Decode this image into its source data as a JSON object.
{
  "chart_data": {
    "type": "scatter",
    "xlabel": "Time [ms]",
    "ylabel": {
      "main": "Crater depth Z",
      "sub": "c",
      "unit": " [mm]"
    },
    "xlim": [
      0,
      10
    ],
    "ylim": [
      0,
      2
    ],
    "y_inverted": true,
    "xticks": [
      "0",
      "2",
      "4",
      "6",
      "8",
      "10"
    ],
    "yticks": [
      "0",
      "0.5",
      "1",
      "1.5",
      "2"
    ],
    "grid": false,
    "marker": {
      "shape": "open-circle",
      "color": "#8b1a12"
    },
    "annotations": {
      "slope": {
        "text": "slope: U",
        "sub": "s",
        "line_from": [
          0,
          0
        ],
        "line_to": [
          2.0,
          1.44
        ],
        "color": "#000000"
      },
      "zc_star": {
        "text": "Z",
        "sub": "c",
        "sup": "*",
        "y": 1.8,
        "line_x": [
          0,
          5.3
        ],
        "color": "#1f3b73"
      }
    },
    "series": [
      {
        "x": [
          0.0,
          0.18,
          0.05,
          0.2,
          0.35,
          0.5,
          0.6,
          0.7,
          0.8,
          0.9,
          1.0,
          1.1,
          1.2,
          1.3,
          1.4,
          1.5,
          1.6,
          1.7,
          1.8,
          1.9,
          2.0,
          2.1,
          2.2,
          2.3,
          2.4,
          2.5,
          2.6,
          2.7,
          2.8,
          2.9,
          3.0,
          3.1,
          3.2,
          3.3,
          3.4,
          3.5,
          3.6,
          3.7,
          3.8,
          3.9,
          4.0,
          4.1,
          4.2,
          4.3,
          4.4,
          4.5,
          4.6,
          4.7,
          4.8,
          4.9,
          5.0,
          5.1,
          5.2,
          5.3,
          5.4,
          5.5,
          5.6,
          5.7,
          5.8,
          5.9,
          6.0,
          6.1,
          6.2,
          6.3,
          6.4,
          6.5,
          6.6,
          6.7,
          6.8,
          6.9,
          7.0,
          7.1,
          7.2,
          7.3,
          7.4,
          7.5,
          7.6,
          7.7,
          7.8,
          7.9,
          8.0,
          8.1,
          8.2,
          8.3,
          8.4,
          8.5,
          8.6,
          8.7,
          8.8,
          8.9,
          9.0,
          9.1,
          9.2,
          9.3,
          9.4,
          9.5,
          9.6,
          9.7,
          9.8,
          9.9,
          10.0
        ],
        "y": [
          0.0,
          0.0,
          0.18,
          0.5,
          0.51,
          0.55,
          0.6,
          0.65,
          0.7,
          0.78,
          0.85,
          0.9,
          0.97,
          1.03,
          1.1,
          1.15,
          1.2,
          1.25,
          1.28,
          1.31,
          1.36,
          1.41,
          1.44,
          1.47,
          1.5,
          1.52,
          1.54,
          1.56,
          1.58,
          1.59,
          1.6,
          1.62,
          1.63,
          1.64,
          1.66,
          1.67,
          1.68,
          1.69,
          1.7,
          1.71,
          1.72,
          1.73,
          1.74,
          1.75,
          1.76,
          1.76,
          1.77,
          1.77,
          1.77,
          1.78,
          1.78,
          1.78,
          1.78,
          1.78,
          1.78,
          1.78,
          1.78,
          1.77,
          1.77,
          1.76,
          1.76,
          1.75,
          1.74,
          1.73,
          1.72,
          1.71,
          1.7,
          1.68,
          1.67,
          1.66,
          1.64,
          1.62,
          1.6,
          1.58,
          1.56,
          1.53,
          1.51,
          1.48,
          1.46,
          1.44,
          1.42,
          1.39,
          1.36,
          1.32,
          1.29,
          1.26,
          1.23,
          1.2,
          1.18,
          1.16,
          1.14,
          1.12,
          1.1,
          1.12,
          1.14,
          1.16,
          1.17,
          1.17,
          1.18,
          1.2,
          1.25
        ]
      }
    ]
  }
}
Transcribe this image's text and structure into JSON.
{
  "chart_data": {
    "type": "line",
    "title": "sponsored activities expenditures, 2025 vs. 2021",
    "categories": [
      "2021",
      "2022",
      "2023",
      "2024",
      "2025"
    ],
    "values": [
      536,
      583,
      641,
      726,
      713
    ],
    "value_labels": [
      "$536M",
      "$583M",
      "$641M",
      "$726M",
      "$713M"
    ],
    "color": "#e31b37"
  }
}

#### Goal of the exercise:
Report each line in the data that holds the word "JSON".

#### Output below:
Decode this image into its source data as a JSON object.
Transcribe this image's text and structure into JSON.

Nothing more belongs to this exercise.